▶ _Direction_
Give back all the data exactly, line by line.

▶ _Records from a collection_
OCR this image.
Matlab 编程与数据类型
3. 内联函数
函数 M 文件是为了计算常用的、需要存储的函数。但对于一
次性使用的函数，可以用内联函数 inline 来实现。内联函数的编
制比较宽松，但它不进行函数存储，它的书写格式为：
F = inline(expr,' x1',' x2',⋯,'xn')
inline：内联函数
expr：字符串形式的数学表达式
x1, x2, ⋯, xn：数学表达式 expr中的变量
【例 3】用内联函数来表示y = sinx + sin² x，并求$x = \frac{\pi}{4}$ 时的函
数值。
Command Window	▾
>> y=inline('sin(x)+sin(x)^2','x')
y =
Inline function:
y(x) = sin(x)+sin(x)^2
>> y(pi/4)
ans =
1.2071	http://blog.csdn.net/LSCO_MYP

▶ _Reply to the exercise_
OCR this image.
Matlab 编程与数据类型
3. 内联函数
函数 M 文件是为了计算常用的、需要存储的函数。但对于一
次性使用的函数，可以用内联函数 inline 来实现。内联函数的编
制比较宽松，但它不进行函数存储，它的书写格式为：
F = inline(expr,' x1',' x2',⋯,'xn')
inline：内联函数
expr：字符串形式的数学表达式
x1, x2, ⋯, xn：数学表达式 expr中的变量
【例 3】用内联函数来表示y = sinx + sin² x，并求$x = \frac{\pi}{4}$ 时的函
数值。
Command Window	▾
>> y=inline('sin(x)+sin(x)^2','x')
y =
Inline function:
y(x) = sin(x)+sin(x)^2
>> y(pi/4)
ans =
1.2071	http://blog.csdn.net/LSCO_MYP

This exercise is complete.